> **Do this**
Rewrite the material below, swapping every occurrence of "cutting head" for "harvesting head" and leaving everything else untouched.

******

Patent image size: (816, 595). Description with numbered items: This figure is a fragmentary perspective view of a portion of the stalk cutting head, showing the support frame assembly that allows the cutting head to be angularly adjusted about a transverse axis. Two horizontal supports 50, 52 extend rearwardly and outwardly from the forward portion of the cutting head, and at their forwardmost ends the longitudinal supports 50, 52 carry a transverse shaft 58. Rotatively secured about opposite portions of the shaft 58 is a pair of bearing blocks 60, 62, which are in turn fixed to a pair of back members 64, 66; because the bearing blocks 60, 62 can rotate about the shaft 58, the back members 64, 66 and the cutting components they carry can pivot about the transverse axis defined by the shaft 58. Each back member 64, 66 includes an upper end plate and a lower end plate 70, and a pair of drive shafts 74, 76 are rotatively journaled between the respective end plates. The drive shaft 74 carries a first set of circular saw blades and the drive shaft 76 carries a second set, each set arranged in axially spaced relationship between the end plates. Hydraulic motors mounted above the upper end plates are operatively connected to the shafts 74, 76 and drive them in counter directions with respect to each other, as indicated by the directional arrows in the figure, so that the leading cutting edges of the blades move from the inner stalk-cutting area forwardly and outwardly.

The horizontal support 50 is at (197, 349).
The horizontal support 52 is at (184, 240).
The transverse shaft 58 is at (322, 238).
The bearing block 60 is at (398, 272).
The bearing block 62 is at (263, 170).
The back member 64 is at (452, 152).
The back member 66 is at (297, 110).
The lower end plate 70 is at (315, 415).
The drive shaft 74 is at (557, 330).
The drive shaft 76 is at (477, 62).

******

> **Exercise solution**
Patent image size: (816, 595). Description with numbered items: This figure is a fragmentary perspective view of a portion of the stalk harvesting head, showing the support frame assembly that allows the harvesting head to be angularly adjusted about a transverse axis. Two horizontal supports 50, 52 extend rearwardly and outwardly from the forward portion of the harvesting head, and at their forwardmost ends the longitudinal supports 50, 52 carry a transverse shaft 58. Rotatively secured about opposite portions of the shaft 58 is a pair of bearing blocks 60, 62, which are in turn fixed to a pair of back members 64, 66; because the bearing blocks 60, 62 can rotate about the shaft 58, the back members 64, 66 and the cutting components they carry can pivot about the transverse axis defined by the shaft 58. Each back member 64, 66 includes an upper end plate and a lower end plate 70, and a pair of drive shafts 74, 76 are rotatively journaled between the respective end plates. The drive shaft 74 carries a first set of circular saw blades and the drive shaft 76 carries a second set, each set arranged in axially spaced relationship between the end plates. Hydraulic motors mounted above the upper end plates are operatively connected to the shafts 74, 76 and drive them in counter directions with respect to each other, as indicated by the directional arrows in the figure, so that the leading cutting edges of the blades move from the inner stalk-cutting area forwardly and outwardly.

The horizontal support 50 is at (197, 349).
The horizontal support 52 is at (184, 240).
The transverse shaft 58 is at (322, 238).
The bearing block 60 is at (398, 272).
The bearing block 62 is at (263, 170).
The back member 64 is at (452, 152).
The back member 66 is at (297, 110).
The lower end plate 70 is at (315, 415).
The drive shaft 74 is at (557, 330).
The drive shaft 76 is at (477, 62).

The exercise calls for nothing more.